• Job: All lines in which the word "INSIDE" occurs are to be extracted.

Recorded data

----

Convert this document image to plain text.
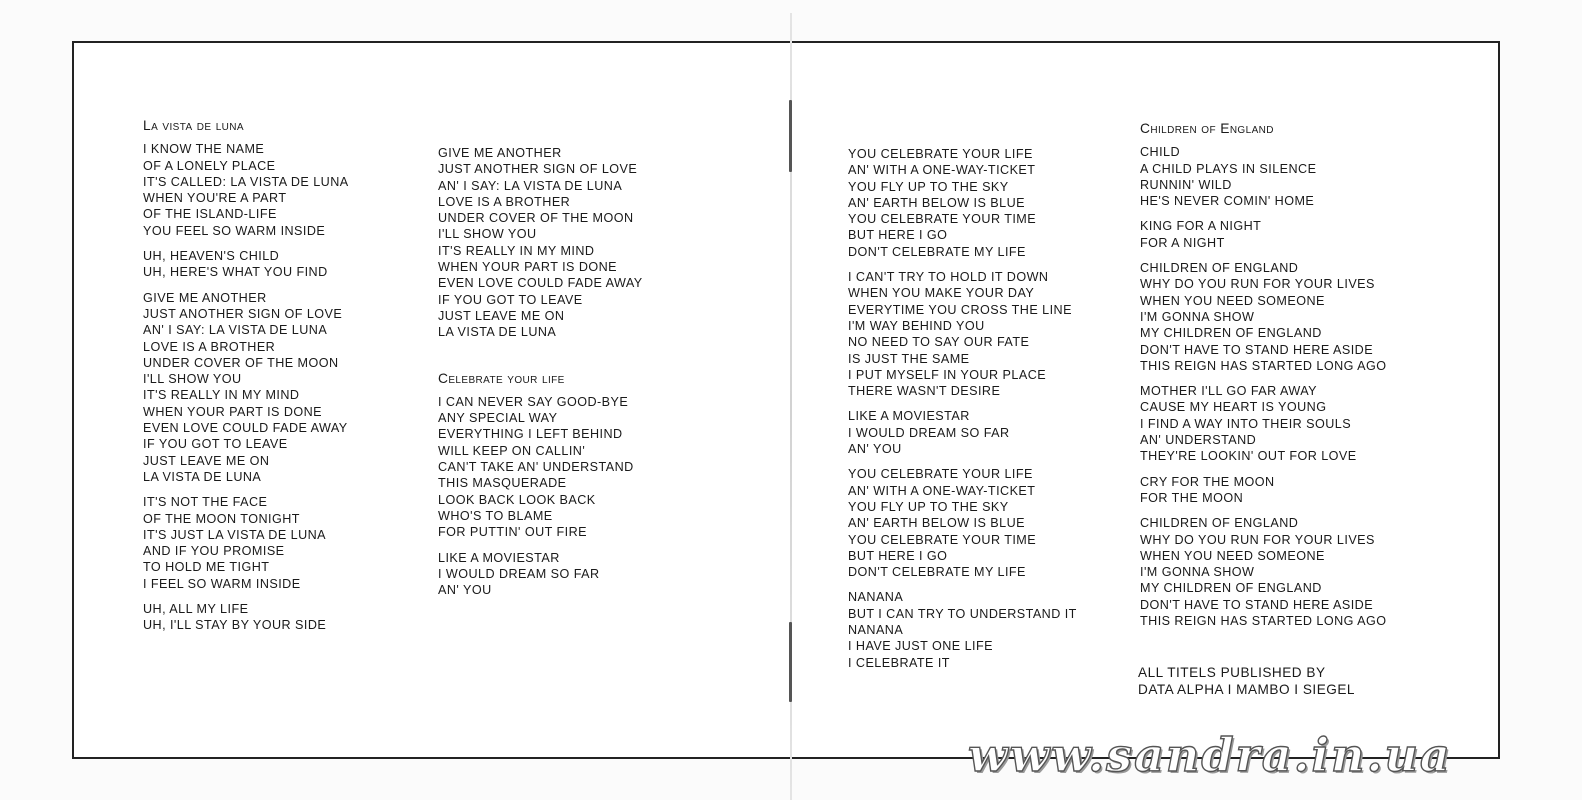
La vista de luna
I KNOW THE NAME
OF A LONELY PLACE
IT'S CALLED: LA VISTA DE LUNA
WHEN YOU'RE A PART
OF THE ISLAND-LIFE
YOU FEEL SO WARM INSIDE
UH, HEAVEN'S CHILD
UH, HERE'S WHAT YOU FIND
GIVE ME ANOTHER
JUST ANOTHER SIGN OF LOVE
AN' I SAY: LA VISTA DE LUNA
LOVE IS A BROTHER
UNDER COVER OF THE MOON
I'LL SHOW YOU
IT'S REALLY IN MY MIND
WHEN YOUR PART IS DONE
EVEN LOVE COULD FADE AWAY
IF YOU GOT TO LEAVE
JUST LEAVE ME ON
LA VISTA DE LUNA
IT'S NOT THE FACE
OF THE MOON TONIGHT
IT'S JUST LA VISTA DE LUNA
AND IF YOU PROMISE
TO HOLD ME TIGHT
I FEEL SO WARM INSIDE
UH, ALL MY LIFE
UH, I'LL STAY BY YOUR SIDE
GIVE ME ANOTHER
JUST ANOTHER SIGN OF LOVE
AN' I SAY: LA VISTA DE LUNA
LOVE IS A BROTHER
UNDER COVER OF THE MOON
I'LL SHOW YOU
IT'S REALLY IN MY MIND
WHEN YOUR PART IS DONE
EVEN LOVE COULD FADE AWAY
IF YOU GOT TO LEAVE
JUST LEAVE ME ON
LA VISTA DE LUNA
Celebrate your life
I CAN NEVER SAY GOOD-BYE
ANY SPECIAL WAY
EVERYTHING I LEFT BEHIND
WILL KEEP ON CALLIN'
CAN'T TAKE AN' UNDERSTAND
THIS MASQUERADE
LOOK BACK LOOK BACK
WHO'S TO BLAME
FOR PUTTIN' OUT FIRE
LIKE A MOVIESTAR
I WOULD DREAM SO FAR
AN' YOU
YOU CELEBRATE YOUR LIFE
AN' WITH A ONE-WAY-TICKET
YOU FLY UP TO THE SKY
AN' EARTH BELOW IS BLUE
YOU CELEBRATE YOUR TIME
BUT HERE I GO
DON'T CELEBRATE MY LIFE
I CAN'T TRY TO HOLD IT DOWN
WHEN YOU MAKE YOUR DAY
EVERYTIME YOU CROSS THE LINE
I'M WAY BEHIND YOU
NO NEED TO SAY OUR FATE
IS JUST THE SAME
I PUT MYSELF IN YOUR PLACE
THERE WASN'T DESIRE
LIKE A MOVIESTAR
I WOULD DREAM SO FAR
AN' YOU
YOU CELEBRATE YOUR LIFE
AN' WITH A ONE-WAY-TICKET
YOU FLY UP TO THE SKY
AN' EARTH BELOW IS BLUE
YOU CELEBRATE YOUR TIME
BUT HERE I GO
DON'T CELEBRATE MY LIFE
NANANA
BUT I CAN TRY TO UNDERSTAND IT
NANANA
I HAVE JUST ONE LIFE
I CELEBRATE IT
Children of England
CHILD
A CHILD PLAYS IN SILENCE
RUNNIN' WILD
HE'S NEVER COMIN' HOME
KING FOR A NIGHT
FOR A NIGHT
CHILDREN OF ENGLAND
WHY DO YOU RUN FOR YOUR LIVES
WHEN YOU NEED SOMEONE
I'M GONNA SHOW
MY CHILDREN OF ENGLAND
DON'T HAVE TO STAND HERE ASIDE
THIS REIGN HAS STARTED LONG AGO
MOTHER I'LL GO FAR AWAY
CAUSE MY HEART IS YOUNG
I FIND A WAY INTO THEIR SOULS
AN' UNDERSTAND
THEY'RE LOOKIN' OUT FOR LOVE
CRY FOR THE MOON
FOR THE MOON
CHILDREN OF ENGLAND
WHY DO YOU RUN FOR YOUR LIVES
WHEN YOU NEED SOMEONE
I'M GONNA SHOW
MY CHILDREN OF ENGLAND
DON'T HAVE TO STAND HERE ASIDE
THIS REIGN HAS STARTED LONG AGO
ALL TITELS PUBLISHED BY
DATA ALPHA I MAMBO I SIEGEL
www.sandra.in.ua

----

• Reply to the task:
YOU FEEL SO WARM INSIDE
I FEEL SO WARM INSIDE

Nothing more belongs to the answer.